→ EXCERTO FORNECIDO:
┌──
Um dos muitos problemas enfrentados pelos soldados na Primeira Batalha de Bull Run (Primeira Manassas) era o facto de os uniformes dos lados opostos não terem sido padronizados — ainda não havia sido estabelecido o «azul da União» nem o «cinzento confederado» (ou «butternut») — e o mesmo se verificou em Wilson's Creek. Naquela manhã, os confederados do 3.º Regimento da Louisiana usavam os mesmos uniformes cinzentos que os soldados da União do 1.º Regimento do Iowa e, por isso, quando se aproximaram, Sigel ordenou aos seus homens que não disparassem. Só descobriu, tarde demais, que se deparava com forças hostis quando a unidade de avanço que tinha enviado ao encontro dos soldados foi alvejada. O 3.º Regimento da Louisiana lançou-se ao ataque, apoiado pela Guarda Estatal do Missouri, e as tropas de Sigel desmoronaram-se e fugiram. A retirada transformou-se numa debandada, e diz-se que os sobreviventes do ataque continuaram a correr até Springfield.
└──
[Itens do conjunto de dados]
┌──
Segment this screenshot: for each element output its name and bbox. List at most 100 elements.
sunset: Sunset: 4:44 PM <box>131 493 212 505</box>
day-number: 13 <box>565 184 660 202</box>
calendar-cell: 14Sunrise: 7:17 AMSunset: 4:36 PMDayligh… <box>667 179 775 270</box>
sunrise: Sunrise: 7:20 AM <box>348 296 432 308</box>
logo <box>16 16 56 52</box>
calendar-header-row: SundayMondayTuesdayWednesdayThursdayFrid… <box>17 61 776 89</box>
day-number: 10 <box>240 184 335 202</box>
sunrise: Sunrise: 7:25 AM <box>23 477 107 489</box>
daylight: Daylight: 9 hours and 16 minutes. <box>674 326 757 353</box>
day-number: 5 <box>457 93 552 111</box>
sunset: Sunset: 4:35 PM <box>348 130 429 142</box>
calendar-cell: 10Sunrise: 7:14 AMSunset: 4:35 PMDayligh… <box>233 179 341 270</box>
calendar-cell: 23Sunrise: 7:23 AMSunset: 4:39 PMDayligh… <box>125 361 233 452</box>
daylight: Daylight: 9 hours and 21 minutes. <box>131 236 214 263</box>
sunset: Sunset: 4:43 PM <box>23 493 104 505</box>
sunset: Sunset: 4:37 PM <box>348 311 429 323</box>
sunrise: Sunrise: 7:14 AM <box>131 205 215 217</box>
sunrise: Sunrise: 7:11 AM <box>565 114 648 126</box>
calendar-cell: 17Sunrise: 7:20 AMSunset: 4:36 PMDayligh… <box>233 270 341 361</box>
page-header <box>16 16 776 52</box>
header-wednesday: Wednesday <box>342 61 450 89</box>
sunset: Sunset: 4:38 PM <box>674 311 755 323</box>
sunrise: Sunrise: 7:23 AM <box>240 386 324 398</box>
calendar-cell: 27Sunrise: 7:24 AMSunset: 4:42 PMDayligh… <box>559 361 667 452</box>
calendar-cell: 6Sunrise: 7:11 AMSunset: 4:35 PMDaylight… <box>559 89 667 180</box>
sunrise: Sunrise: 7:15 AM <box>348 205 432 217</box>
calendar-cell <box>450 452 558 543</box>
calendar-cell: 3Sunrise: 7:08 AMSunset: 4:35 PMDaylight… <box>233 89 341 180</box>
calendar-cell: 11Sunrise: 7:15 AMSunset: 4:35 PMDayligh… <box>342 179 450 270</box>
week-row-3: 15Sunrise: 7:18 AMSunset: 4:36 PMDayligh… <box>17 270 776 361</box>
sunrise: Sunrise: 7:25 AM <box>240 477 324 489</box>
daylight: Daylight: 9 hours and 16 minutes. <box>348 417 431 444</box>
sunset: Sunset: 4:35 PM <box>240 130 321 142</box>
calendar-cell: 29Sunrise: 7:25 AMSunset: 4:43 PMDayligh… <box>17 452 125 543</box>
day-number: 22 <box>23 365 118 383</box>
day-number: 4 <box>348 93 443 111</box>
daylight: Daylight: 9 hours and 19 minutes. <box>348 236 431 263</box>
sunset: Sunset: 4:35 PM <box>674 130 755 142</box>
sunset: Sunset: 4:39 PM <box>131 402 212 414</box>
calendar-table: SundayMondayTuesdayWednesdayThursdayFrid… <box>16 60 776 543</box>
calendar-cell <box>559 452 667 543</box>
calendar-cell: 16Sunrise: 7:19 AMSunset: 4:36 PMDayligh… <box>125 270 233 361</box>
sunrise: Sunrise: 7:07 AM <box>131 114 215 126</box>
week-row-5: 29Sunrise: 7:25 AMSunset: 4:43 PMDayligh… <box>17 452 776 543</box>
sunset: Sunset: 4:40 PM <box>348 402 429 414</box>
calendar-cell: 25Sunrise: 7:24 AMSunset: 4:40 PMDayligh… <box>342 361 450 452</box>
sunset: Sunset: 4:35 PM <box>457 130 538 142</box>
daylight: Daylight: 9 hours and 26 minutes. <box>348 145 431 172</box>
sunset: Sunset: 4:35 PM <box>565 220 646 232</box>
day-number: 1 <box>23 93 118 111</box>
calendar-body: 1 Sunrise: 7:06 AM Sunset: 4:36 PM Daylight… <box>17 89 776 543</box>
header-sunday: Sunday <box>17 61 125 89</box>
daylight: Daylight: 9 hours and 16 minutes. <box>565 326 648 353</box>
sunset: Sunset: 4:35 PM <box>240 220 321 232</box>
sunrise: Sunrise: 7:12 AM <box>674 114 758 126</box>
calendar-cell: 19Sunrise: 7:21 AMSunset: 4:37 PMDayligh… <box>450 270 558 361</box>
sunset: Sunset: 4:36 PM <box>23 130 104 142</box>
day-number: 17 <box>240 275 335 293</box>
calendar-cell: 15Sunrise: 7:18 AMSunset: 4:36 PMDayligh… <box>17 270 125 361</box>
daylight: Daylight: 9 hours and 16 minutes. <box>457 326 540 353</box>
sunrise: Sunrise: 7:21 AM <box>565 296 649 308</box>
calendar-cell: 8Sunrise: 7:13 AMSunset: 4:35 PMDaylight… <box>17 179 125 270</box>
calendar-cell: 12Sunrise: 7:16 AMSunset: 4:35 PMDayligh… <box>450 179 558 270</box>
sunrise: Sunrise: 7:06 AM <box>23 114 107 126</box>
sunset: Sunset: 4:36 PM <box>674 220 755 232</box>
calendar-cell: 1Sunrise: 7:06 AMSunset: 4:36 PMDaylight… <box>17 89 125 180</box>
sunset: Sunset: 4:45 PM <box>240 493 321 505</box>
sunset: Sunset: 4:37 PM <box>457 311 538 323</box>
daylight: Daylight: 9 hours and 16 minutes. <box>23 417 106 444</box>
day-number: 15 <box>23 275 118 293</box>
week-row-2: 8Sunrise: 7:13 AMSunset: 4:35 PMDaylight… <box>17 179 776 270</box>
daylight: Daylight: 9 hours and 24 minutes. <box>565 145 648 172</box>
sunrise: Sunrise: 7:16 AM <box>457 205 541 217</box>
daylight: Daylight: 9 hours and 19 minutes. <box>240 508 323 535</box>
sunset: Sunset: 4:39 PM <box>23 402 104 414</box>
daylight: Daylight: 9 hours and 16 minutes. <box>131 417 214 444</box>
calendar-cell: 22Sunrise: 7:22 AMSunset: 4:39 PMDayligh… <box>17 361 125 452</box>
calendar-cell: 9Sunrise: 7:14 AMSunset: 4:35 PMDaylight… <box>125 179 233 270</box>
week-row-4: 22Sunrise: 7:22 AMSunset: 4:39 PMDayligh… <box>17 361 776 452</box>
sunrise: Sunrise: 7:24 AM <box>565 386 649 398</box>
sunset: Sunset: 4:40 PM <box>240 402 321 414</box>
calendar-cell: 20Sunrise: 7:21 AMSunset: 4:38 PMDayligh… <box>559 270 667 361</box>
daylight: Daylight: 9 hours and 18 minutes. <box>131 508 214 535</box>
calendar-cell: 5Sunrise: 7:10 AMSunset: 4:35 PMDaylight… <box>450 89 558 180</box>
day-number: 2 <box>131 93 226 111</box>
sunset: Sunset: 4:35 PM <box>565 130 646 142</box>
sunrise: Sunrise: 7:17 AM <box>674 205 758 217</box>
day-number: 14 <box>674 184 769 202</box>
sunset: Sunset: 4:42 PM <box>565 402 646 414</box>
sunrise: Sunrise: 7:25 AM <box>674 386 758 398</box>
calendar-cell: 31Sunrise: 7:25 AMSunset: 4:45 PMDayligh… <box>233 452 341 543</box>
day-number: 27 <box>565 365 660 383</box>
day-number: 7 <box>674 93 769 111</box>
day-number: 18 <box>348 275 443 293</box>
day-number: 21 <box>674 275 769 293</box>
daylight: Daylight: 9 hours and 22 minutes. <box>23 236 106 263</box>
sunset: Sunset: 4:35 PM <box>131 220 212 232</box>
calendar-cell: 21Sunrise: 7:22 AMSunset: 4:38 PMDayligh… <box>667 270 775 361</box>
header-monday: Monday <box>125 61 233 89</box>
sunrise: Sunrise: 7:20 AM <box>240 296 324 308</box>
└──
→ TAREFA: Por favor, transcreva na íntegra o excerto sobre a batalha de Wilson's Creek, sem qualquer alteração.

→ SOLUÇÃO ABAIXO:
Um dos muitos problemas enfrentados pelos soldados na Primeira Batalha de Bull Run (Primeira Manassas) era o facto de os uniformes dos lados opostos não terem sido padronizados — ainda não havia sido estabelecido o «azul da União» nem o «cinzento confederado» (ou «butternut») — e o mesmo se verificou em Wilson's Creek. Naquela manhã, os confederados do 3.º Regimento da Louisiana usavam os mesmos uniformes cinzentos que os soldados da União do 1.º Regimento do Iowa e, por isso, quando se aproximaram, Sigel ordenou aos seus homens que não disparassem. Só descobriu, tarde demais, que se deparava com forças hostis quando a unidade de avanço que tinha enviado ao encontro dos soldados foi alvejada. O 3.º Regimento da Louisiana lançou-se ao ataque, apoiado pela Guarda Estatal do Missouri, e as tropas de Sigel desmoronaram-se e fugiram. A retirada transformou-se numa debandada, e diz-se que os sobreviventes do ataque continuaram a correr até Springfield.